> _PROBLEM REQUIREMENTS_: Repeat the entries that follow verbatim, without any of their pictures.

> _RECORD LIST_:
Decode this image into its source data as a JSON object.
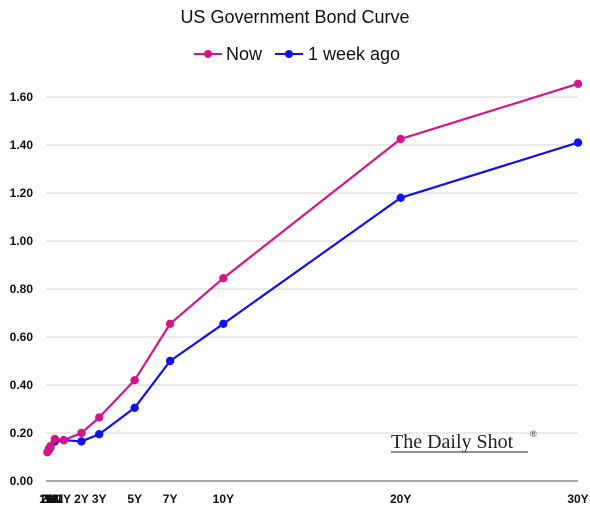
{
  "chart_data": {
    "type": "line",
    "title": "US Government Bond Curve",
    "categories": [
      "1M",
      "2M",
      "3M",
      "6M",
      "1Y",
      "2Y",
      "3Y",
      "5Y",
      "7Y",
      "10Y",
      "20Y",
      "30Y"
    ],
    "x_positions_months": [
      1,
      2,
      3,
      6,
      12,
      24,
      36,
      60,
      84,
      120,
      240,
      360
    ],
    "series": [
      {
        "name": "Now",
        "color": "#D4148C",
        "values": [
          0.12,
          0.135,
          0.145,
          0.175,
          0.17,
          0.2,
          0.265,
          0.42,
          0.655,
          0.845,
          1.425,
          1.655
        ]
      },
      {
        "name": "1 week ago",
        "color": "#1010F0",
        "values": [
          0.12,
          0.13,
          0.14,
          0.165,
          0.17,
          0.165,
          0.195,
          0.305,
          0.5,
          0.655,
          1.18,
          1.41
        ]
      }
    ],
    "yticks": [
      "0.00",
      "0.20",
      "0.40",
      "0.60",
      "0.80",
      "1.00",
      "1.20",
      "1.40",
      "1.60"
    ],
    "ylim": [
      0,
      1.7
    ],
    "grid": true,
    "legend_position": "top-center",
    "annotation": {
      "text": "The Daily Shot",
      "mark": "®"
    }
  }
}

> _ANSWER BELOW_:
Decode this image into its source data as a JSON object.
{
  "chart_data": {
    "type": "line",
    "title": "US Government Bond Curve",
    "categories": [
      "1M",
      "2M",
      "3M",
      "6M",
      "1Y",
      "2Y",
      "3Y",
      "5Y",
      "7Y",
      "10Y",
      "20Y",
      "30Y"
    ],
    "x_positions_months": [
      1,
      2,
      3,
      6,
      12,
      24,
      36,
      60,
      84,
      120,
      240,
      360
    ],
    "series": [
      {
        "name": "Now",
        "color": "#D4148C",
        "values": [
          0.12,
          0.135,
          0.145,
          0.175,
          0.17,
          0.2,
          0.265,
          0.42,
          0.655,
          0.845,
          1.425,
          1.655
        ]
      },
      {
        "name": "1 week ago",
        "color": "#1010F0",
        "values": [
          0.12,
          0.13,
          0.14,
          0.165,
          0.17,
          0.165,
          0.195,
          0.305,
          0.5,
          0.655,
          1.18,
          1.41
        ]
      }
    ],
    "yticks": [
      "0.00",
      "0.20",
      "0.40",
      "0.60",
      "0.80",
      "1.00",
      "1.20",
      "1.40",
      "1.60"
    ],
    "ylim": [
      0,
      1.7
    ],
    "grid": true,
    "legend_position": "top-center",
    "annotation": {
      "text": "The Daily Shot",
      "mark": "®"
    }
  }
}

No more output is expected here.